- JOB
Transcribe every entry word for word, but skip the images.

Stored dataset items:
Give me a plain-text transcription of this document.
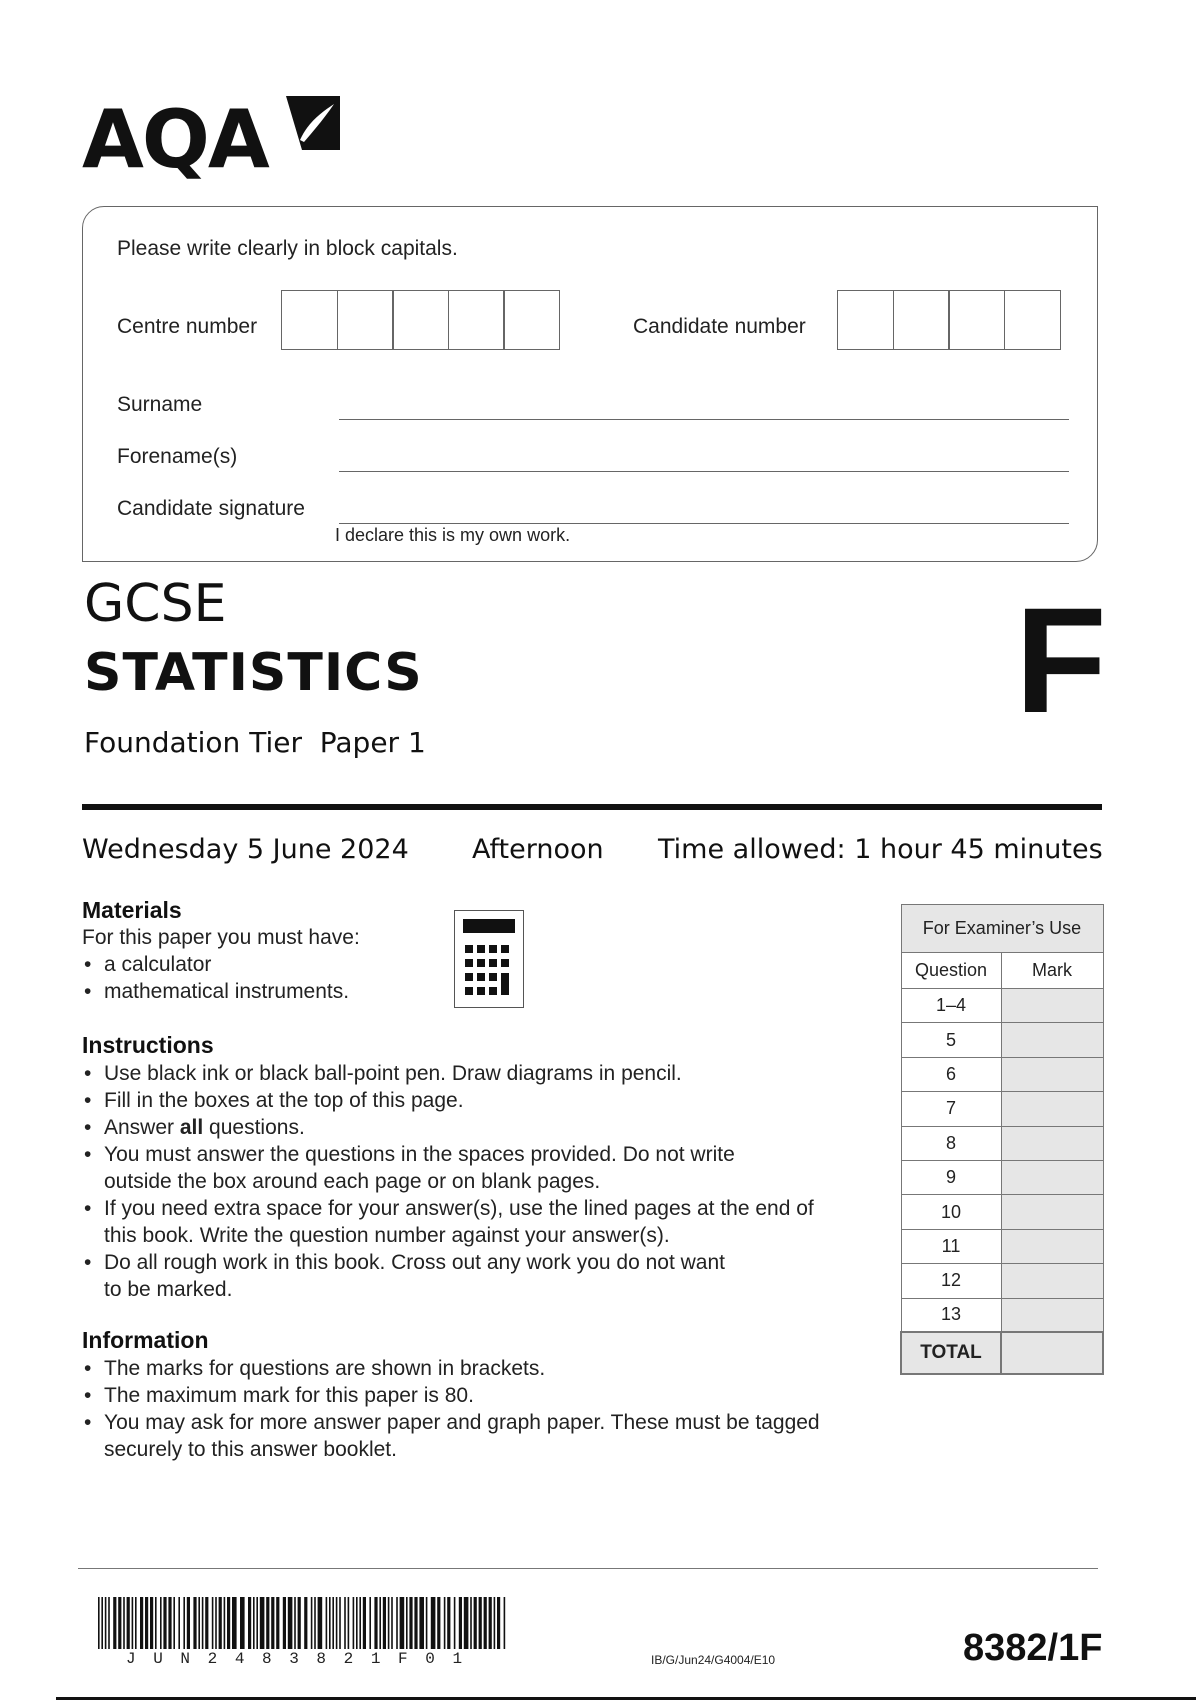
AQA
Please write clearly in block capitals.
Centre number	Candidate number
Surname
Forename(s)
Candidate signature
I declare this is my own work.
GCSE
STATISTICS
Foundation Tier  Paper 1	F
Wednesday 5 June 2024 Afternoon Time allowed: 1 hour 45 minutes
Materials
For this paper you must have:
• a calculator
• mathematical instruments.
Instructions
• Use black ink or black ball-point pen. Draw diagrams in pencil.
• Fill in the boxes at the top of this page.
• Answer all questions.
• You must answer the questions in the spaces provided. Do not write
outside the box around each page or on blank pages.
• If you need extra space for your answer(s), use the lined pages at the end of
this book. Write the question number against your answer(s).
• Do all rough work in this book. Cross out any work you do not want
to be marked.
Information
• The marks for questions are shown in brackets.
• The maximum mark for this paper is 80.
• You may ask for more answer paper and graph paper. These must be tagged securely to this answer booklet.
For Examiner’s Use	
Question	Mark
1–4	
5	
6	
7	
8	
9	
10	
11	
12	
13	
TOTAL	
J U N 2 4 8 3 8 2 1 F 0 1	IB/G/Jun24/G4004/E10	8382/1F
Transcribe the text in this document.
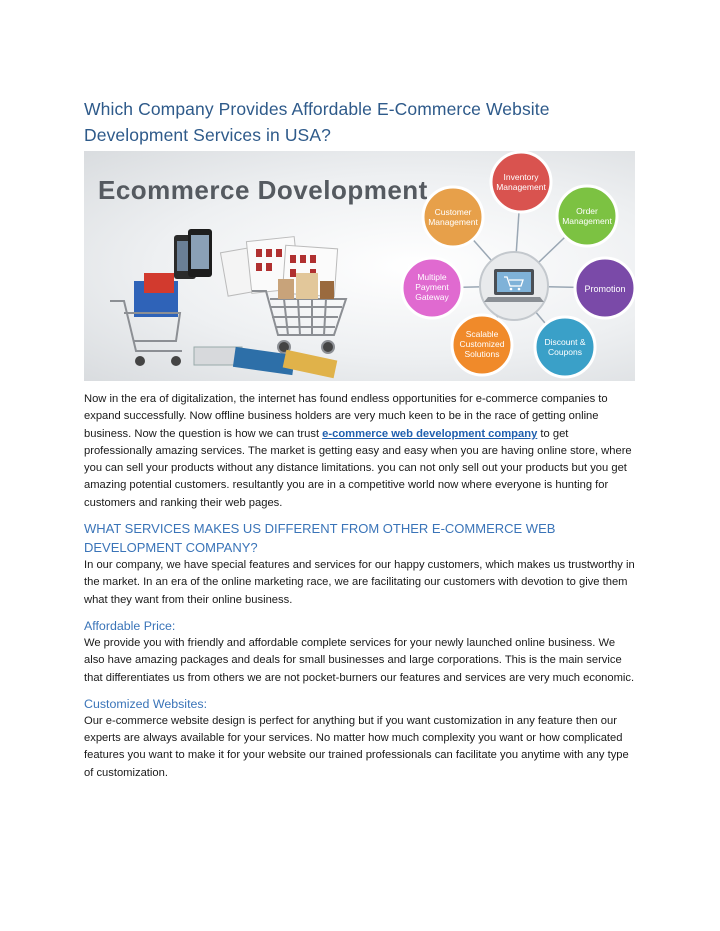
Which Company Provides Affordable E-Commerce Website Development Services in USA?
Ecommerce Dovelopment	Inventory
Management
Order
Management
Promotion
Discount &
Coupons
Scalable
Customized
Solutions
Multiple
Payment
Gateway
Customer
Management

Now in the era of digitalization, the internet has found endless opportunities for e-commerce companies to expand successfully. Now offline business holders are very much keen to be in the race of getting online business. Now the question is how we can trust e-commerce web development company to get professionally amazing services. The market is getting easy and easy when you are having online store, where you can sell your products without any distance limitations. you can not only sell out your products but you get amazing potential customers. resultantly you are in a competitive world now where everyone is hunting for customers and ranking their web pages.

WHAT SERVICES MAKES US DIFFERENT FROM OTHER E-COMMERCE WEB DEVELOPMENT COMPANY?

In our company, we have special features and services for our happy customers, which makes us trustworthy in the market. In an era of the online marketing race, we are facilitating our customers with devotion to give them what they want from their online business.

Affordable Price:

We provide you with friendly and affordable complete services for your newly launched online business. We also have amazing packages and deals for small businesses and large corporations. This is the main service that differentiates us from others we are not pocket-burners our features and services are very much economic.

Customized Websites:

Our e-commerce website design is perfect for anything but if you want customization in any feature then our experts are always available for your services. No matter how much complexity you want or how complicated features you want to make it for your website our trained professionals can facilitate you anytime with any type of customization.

- CORRECT ANSWER
Give me a plain-text transcription of this document.
AQA
Please write clearly in block capitals.
Centre number	Candidate number
Surname
Forename(s)
Candidate signature
I declare this is my own work.
GCSE
STATISTICS
Foundation Tier  Paper 1	F
Wednesday 5 June 2024 Afternoon Time allowed: 1 hour 45 minutes
Materials
For this paper you must have:
• a calculator
• mathematical instruments.
Instructions
• Use black ink or black ball-point pen. Draw diagrams in pencil.
• Fill in the boxes at the top of this page.
• Answer all questions.
• You must answer the questions in the spaces provided. Do not write
outside the box around each page or on blank pages.
• If you need extra space for your answer(s), use the lined pages at the end of
this book. Write the question number against your answer(s).
• Do all rough work in this book. Cross out any work you do not want
to be marked.
Information
• The marks for questions are shown in brackets.
• The maximum mark for this paper is 80.
• You may ask for more answer paper and graph paper. These must be tagged securely to this answer booklet.
For Examiner’s Use	
Question	Mark
1–4	
5	
6	
7	
8	
9	
10	
11	
12	
13	
TOTAL	
J U N 2 4 8 3 8 2 1 F 0 1	IB/G/Jun24/G4004/E10	8382/1F
Transcribe the text in this document.
Which Company Provides Affordable E-Commerce Website Development Services in USA?
Ecommerce Dovelopment	Inventory
Management
Order
Management
Promotion
Discount &
Coupons
Scalable
Customized
Solutions
Multiple
Payment
Gateway
Customer
Management

Now in the era of digitalization, the internet has found endless opportunities for e-commerce companies to expand successfully. Now offline business holders are very much keen to be in the race of getting online business. Now the question is how we can trust e-commerce web development company to get professionally amazing services. The market is getting easy and easy when you are having online store, where you can sell your products without any distance limitations. you can not only sell out your products but you get amazing potential customers. resultantly you are in a competitive world now where everyone is hunting for customers and ranking their web pages.

WHAT SERVICES MAKES US DIFFERENT FROM OTHER E-COMMERCE WEB DEVELOPMENT COMPANY?

In our company, we have special features and services for our happy customers, which makes us trustworthy in the market. In an era of the online marketing race, we are facilitating our customers with devotion to give them what they want from their online business.

Affordable Price:

We provide you with friendly and affordable complete services for your newly launched online business. We also have amazing packages and deals for small businesses and large corporations. This is the main service that differentiates us from others we are not pocket-burners our features and services are very much economic.

Customized Websites:

Our e-commerce website design is perfect for anything but if you want customization in any feature then our experts are always available for your services. No matter how much complexity you want or how complicated features you want to make it for your website our trained professionals can facilitate you anytime with any type of customization.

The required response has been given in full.